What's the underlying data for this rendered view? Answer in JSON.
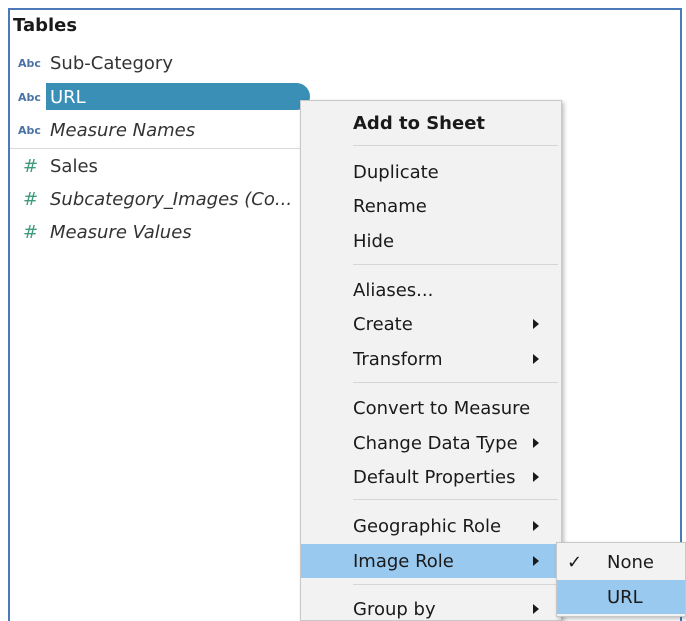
{
  "pane": {
    "title": "Tables",
    "fields": [
      {
        "type": "Abc",
        "name": "Sub-Category"
      },
      {
        "type": "Abc",
        "name": "URL"
      },
      {
        "type": "Abc",
        "name": "Measure Names"
      },
      {
        "type": "#",
        "name": "Sales"
      },
      {
        "type": "#",
        "name": "Subcategory_Images (Co..."
      },
      {
        "type": "#",
        "name": "Measure Values"
      }
    ]
  },
  "menu": {
    "items": [
      {
        "label": "Add to Sheet"
      },
      {
        "label": "Duplicate"
      },
      {
        "label": "Rename"
      },
      {
        "label": "Hide"
      },
      {
        "label": "Aliases..."
      },
      {
        "label": "Create"
      },
      {
        "label": "Transform"
      },
      {
        "label": "Convert to Measure"
      },
      {
        "label": "Change Data Type"
      },
      {
        "label": "Default Properties"
      },
      {
        "label": "Geographic Role"
      },
      {
        "label": "Image Role"
      },
      {
        "label": "Group by"
      }
    ]
  },
  "submenu": {
    "items": [
      {
        "label": "None",
        "checked": true
      },
      {
        "label": "URL"
      }
    ],
    "check_glyph": "✓"
  },
  "colors": {
    "selection_pill": "#3a8fb7",
    "menu_highlight": "#99c9ef",
    "pane_border": "#4a7ab8",
    "dimension_icon": "#4a72a5",
    "measure_icon": "#3f9c7a"
  }
}
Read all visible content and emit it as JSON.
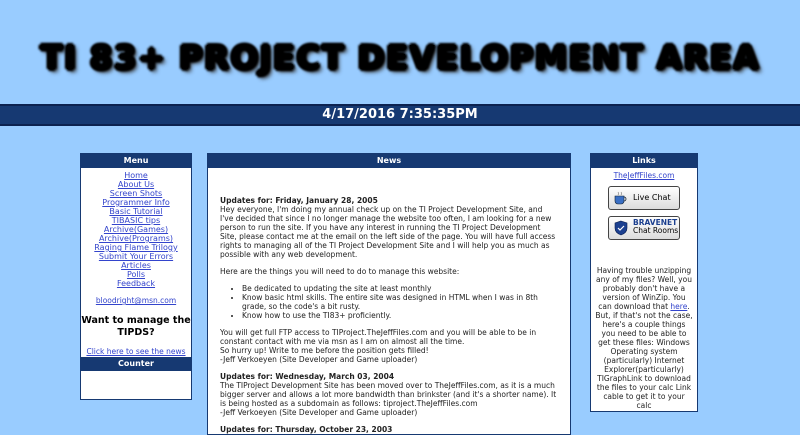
{
  "banner": {
    "title": "TI 83+ PROJECT DEVELOPMENT AREA"
  },
  "datetime": "4/17/2016 7:35:35PM",
  "menu": {
    "heading": "Menu",
    "items": [
      "Home",
      "About Us",
      "Screen Shots",
      "Programmer Info",
      "Basic Tutorial",
      "TIBASIC tips",
      "Archive(Games)",
      "Archive(Programs)",
      "Raging Flame Trilogy",
      "Submit Your Errors",
      "Articles",
      "Polls",
      "Feedback"
    ],
    "email": "bloodright@msn.com",
    "manage_heading": "Want to manage the TIPDS?",
    "manage_link": "Click here to see the news",
    "counter_heading": "Counter"
  },
  "news": {
    "heading": "News",
    "updates": [
      {
        "label": "Updates for: ",
        "date": "Friday, January 28, 2005",
        "p1": "Hey everyone, I'm doing my annual check up on the TI Project Development Site, and I've decided that since I no longer manage the website too often, I am looking for a new person to run the site. If you have any interest in running the TI Project Development Site, please contact me at the email on the left side of the page. You will have full access rights to managing all of the TI Project Development Site and I will help you as much as possible with any web development.",
        "p2": "Here are the things you will need to do to manage this website:",
        "bullets": [
          "Be dedicated to updating the site at least monthly",
          "Know basic html skills. The entire site was designed in HTML when I was in 8th grade, so the code's a bit rusty.",
          "Know how to use the TI83+ proficiently."
        ],
        "p3": "You will get full FTP access to TIProject.TheJeffFiles.com and you will be able to be in constant contact with me via msn as I am on almost all the time.",
        "p4": "So hurry up! Write to me before the position gets filled!",
        "sign": "-Jeff Verkoeyen (Site Developer and Game uploader)"
      },
      {
        "label": "Updates for: ",
        "date": "Wednesday, March 03, 2004",
        "p1": "The TIProject Development Site has been moved over to TheJeffFiles.com, as it is a much bigger server and allows a lot more bandwidth than brinkster (and it's a shorter name). It is being hosted as a subdomain as follows: tiproject.TheJeffFiles.com",
        "sign": "-Jeff Verkoeyen (Site Developer and Game uploader)"
      },
      {
        "label": "Updates for: ",
        "date": "Thursday, October 23, 2003"
      }
    ]
  },
  "links": {
    "heading": "Links",
    "site": "TheJeffFiles.com",
    "live_chat": "Live Chat",
    "bravenet_brand": "BRAVENET",
    "bravenet_rooms": "Chat Rooms",
    "winzip_text_1": "Having trouble unzipping any of my files? Well, you probably don't have a version of WinZip. You can download that ",
    "winzip_link": "here",
    "winzip_text_2": ". But, if that's not the case, here's a couple things you need to be able to get these files: Windows Operating system (particularly) Internet Explorer(particularly) TIGraphLink to download the files to your calc Link cable to get it to your calc"
  }
}
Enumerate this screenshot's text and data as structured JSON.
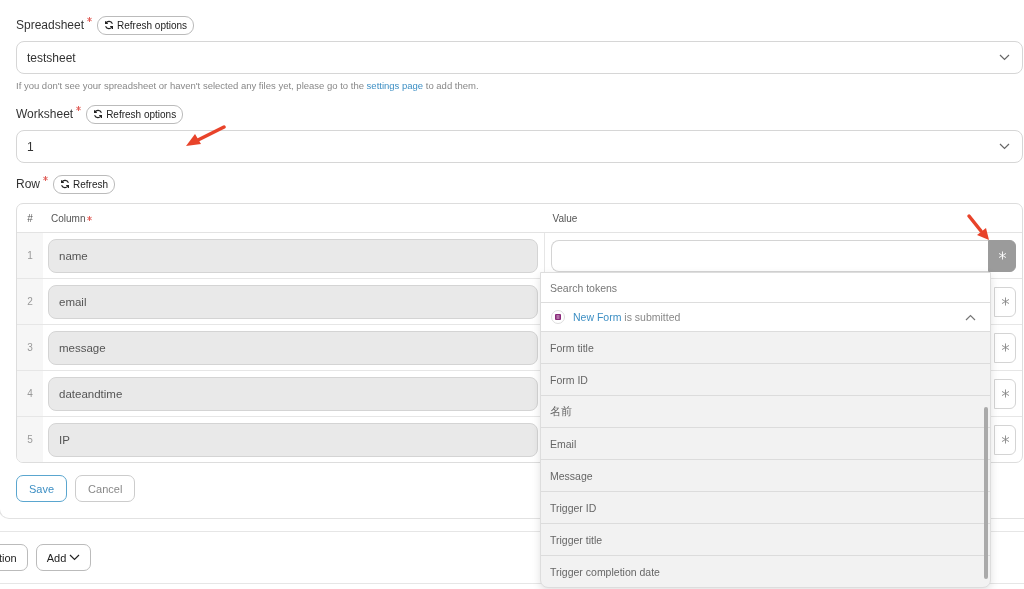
{
  "spreadsheet": {
    "label": "Spreadsheet",
    "required": true,
    "refresh_button": "Refresh options",
    "value": "testsheet"
  },
  "help": {
    "before": "If you don't see your spreadsheet or haven't selected any files yet, please go to the ",
    "link": "settings page",
    "after": " to add them."
  },
  "worksheet": {
    "label": "Worksheet",
    "required": true,
    "refresh_button": "Refresh options",
    "value": "1"
  },
  "row": {
    "label": "Row",
    "required": true,
    "refresh_button": "Refresh"
  },
  "table": {
    "columns": [
      {
        "label": "#",
        "required": false
      },
      {
        "label": "Column",
        "required": true
      },
      {
        "label": "Value",
        "required": false
      }
    ],
    "rows": [
      {
        "index": "1",
        "column": "name",
        "open": true
      },
      {
        "index": "2",
        "column": "email",
        "open": false
      },
      {
        "index": "3",
        "column": "message",
        "open": false
      },
      {
        "index": "4",
        "column": "dateandtime",
        "open": false
      },
      {
        "index": "5",
        "column": "IP",
        "open": false
      }
    ]
  },
  "buttons": [
    {
      "label": "Save",
      "kind": "primary"
    },
    {
      "label": "Cancel",
      "kind": "secondary"
    }
  ],
  "bottom_bar": [
    {
      "label": "tion",
      "dropdown": false
    },
    {
      "label": "Add",
      "dropdown": true
    }
  ],
  "token_menu": {
    "search_placeholder": "Search tokens",
    "group": {
      "name": "New Form",
      "event": "is submitted",
      "expanded": true,
      "tokens": [
        "Form title",
        "Form ID",
        "名前",
        "Email",
        "Message",
        "Trigger ID",
        "Trigger title",
        "Trigger completion date"
      ]
    }
  }
}
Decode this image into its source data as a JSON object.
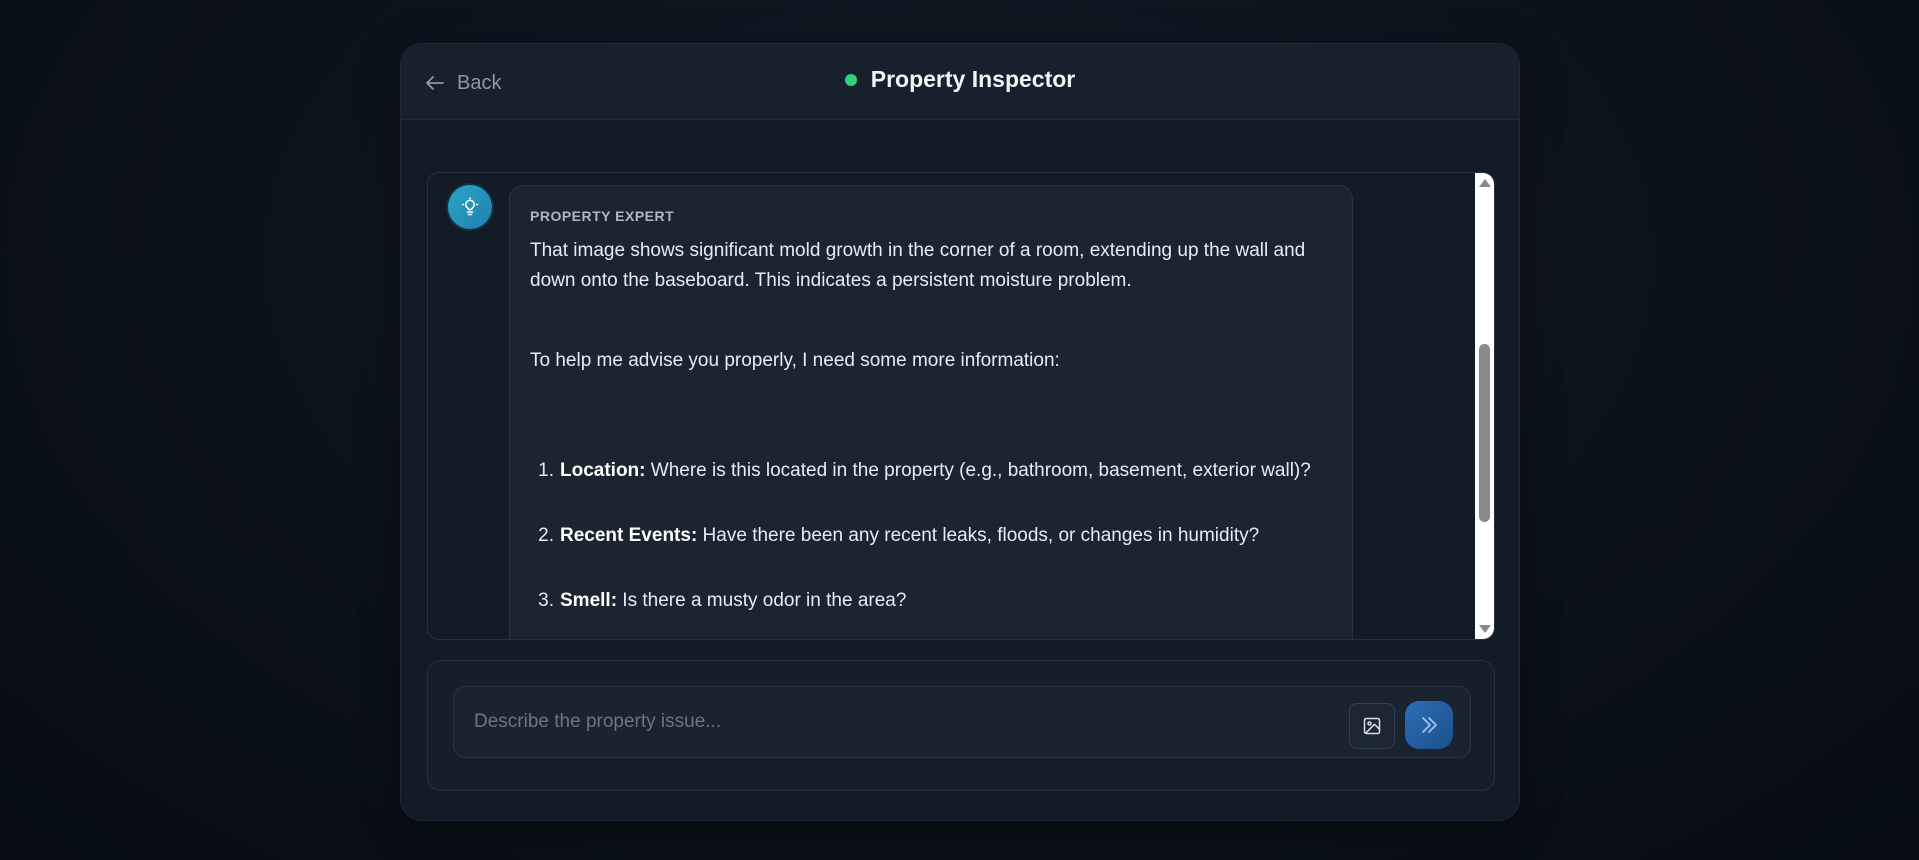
{
  "header": {
    "back_label": "Back",
    "title": "Property Inspector",
    "status_color": "#33d17a"
  },
  "message": {
    "sender": "PROPERTY EXPERT",
    "paragraph1": "That image shows significant mold growth in the corner of a room, extending up the wall and down onto the baseboard. This indicates a persistent moisture problem.",
    "paragraph2": "To help me advise you properly, I need some more information:",
    "items": [
      {
        "num": "1.",
        "label": "Location:",
        "text": " Where is this located in the property (e.g., bathroom, basement, exterior wall)?"
      },
      {
        "num": "2.",
        "label": "Recent Events:",
        "text": " Have there been any recent leaks, floods, or changes in humidity?"
      },
      {
        "num": "3.",
        "label": "Smell:",
        "text": " Is there a musty odor in the area?"
      }
    ]
  },
  "composer": {
    "placeholder": "Describe the property issue...",
    "value": ""
  },
  "icons": {
    "back": "arrow-left-icon",
    "avatar": "lightbulb-icon",
    "attach": "image-icon",
    "send": "chevrons-right-icon"
  },
  "colors": {
    "accent": "#2aa7c7",
    "send_button": "#2c6fb5"
  }
}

THE REQUEST:
Copy out every line of the material above that mentions the word "title".

RIGHT ANSWER:
    "title": "Tables",
    "title": "TI 83+ PROJECT DEVELOPMENT AREA"
        "Form title",
        "Trigger title",
    "title": "Property Inspector",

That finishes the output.